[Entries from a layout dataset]
>> Start

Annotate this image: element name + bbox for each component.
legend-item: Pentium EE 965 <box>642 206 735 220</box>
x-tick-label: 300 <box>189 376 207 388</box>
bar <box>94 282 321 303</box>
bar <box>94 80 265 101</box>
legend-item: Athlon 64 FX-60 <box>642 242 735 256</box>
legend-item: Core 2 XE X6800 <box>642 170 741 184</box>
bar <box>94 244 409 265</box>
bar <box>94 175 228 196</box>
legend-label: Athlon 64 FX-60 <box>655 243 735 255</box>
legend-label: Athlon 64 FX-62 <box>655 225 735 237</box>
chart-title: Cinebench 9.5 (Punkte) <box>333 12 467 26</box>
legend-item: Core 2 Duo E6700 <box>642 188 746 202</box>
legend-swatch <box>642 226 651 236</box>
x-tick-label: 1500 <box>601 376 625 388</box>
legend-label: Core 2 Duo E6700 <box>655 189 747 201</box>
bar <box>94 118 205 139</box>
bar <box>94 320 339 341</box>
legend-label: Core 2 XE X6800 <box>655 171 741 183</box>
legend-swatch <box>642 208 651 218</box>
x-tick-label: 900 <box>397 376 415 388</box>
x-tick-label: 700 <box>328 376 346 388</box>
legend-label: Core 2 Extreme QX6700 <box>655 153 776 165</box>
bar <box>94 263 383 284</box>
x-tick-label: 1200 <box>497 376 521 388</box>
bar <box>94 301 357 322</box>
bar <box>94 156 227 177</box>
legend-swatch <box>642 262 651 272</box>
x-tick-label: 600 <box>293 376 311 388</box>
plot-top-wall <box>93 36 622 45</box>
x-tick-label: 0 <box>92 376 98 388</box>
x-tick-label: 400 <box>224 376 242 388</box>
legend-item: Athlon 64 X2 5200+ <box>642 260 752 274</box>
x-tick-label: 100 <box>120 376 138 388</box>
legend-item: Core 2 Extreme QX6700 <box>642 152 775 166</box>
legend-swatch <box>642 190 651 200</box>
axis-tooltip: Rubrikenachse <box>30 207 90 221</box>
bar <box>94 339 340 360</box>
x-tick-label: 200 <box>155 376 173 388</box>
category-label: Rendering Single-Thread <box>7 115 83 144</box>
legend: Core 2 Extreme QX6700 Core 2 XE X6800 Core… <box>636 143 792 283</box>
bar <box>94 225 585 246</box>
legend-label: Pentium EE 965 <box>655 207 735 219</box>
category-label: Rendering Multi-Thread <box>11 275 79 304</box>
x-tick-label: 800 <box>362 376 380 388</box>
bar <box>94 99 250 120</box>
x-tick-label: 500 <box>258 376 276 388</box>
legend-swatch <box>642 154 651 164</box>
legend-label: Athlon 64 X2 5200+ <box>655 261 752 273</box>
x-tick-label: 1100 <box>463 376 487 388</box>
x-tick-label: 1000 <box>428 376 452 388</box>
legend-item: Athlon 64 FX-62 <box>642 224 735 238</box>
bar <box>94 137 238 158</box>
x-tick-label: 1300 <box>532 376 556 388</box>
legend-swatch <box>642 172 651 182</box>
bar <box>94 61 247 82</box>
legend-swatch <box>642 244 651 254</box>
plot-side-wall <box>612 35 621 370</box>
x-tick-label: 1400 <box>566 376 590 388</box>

>> End

### Problem to solve:
Extract every line of the items above and reproduce each one without any change.

### Written answer:
Annotate this image: element name + bbox for each component.
legend-item: Pentium EE 965 <box>642 206 735 220</box>
x-tick-label: 300 <box>189 376 207 388</box>
bar <box>94 282 321 303</box>
bar <box>94 80 265 101</box>
legend-item: Athlon 64 FX-60 <box>642 242 735 256</box>
legend-item: Core 2 XE X6800 <box>642 170 741 184</box>
bar <box>94 244 409 265</box>
bar <box>94 175 228 196</box>
legend-label: Athlon 64 FX-60 <box>655 243 735 255</box>
legend-label: Athlon 64 FX-62 <box>655 225 735 237</box>
chart-title: Cinebench 9.5 (Punkte) <box>333 12 467 26</box>
legend-item: Core 2 Duo E6700 <box>642 188 746 202</box>
legend-swatch <box>642 226 651 236</box>
x-tick-label: 1500 <box>601 376 625 388</box>
legend-label: Core 2 Duo E6700 <box>655 189 747 201</box>
bar <box>94 118 205 139</box>
bar <box>94 320 339 341</box>
legend-label: Core 2 XE X6800 <box>655 171 741 183</box>
legend-swatch <box>642 208 651 218</box>
x-tick-label: 900 <box>397 376 415 388</box>
x-tick-label: 700 <box>328 376 346 388</box>
legend-label: Core 2 Extreme QX6700 <box>655 153 776 165</box>
bar <box>94 263 383 284</box>
x-tick-label: 1200 <box>497 376 521 388</box>
bar <box>94 301 357 322</box>
bar <box>94 156 227 177</box>
legend-swatch <box>642 262 651 272</box>
x-tick-label: 600 <box>293 376 311 388</box>
plot-top-wall <box>93 36 622 45</box>
x-tick-label: 0 <box>92 376 98 388</box>
x-tick-label: 400 <box>224 376 242 388</box>
legend-item: Athlon 64 X2 5200+ <box>642 260 752 274</box>
x-tick-label: 100 <box>120 376 138 388</box>
legend-item: Core 2 Extreme QX6700 <box>642 152 775 166</box>
legend-swatch <box>642 190 651 200</box>
axis-tooltip: Rubrikenachse <box>30 207 90 221</box>
bar <box>94 339 340 360</box>
x-tick-label: 200 <box>155 376 173 388</box>
category-label: Rendering Single-Thread <box>7 115 83 144</box>
legend: Core 2 Extreme QX6700 Core 2 XE X6800 Core… <box>636 143 792 283</box>
bar <box>94 225 585 246</box>
legend-label: Pentium EE 965 <box>655 207 735 219</box>
category-label: Rendering Multi-Thread <box>11 275 79 304</box>
x-tick-label: 800 <box>362 376 380 388</box>
bar <box>94 99 250 120</box>
x-tick-label: 500 <box>258 376 276 388</box>
legend-swatch <box>642 154 651 164</box>
legend-label: Athlon 64 X2 5200+ <box>655 261 752 273</box>
x-tick-label: 1100 <box>463 376 487 388</box>
x-tick-label: 1000 <box>428 376 452 388</box>
legend-item: Athlon 64 FX-62 <box>642 224 735 238</box>
bar <box>94 137 238 158</box>
x-tick-label: 1300 <box>532 376 556 388</box>
legend-swatch <box>642 172 651 182</box>
bar <box>94 61 247 82</box>
legend-swatch <box>642 244 651 254</box>
plot-side-wall <box>612 35 621 370</box>
x-tick-label: 1400 <box>566 376 590 388</box>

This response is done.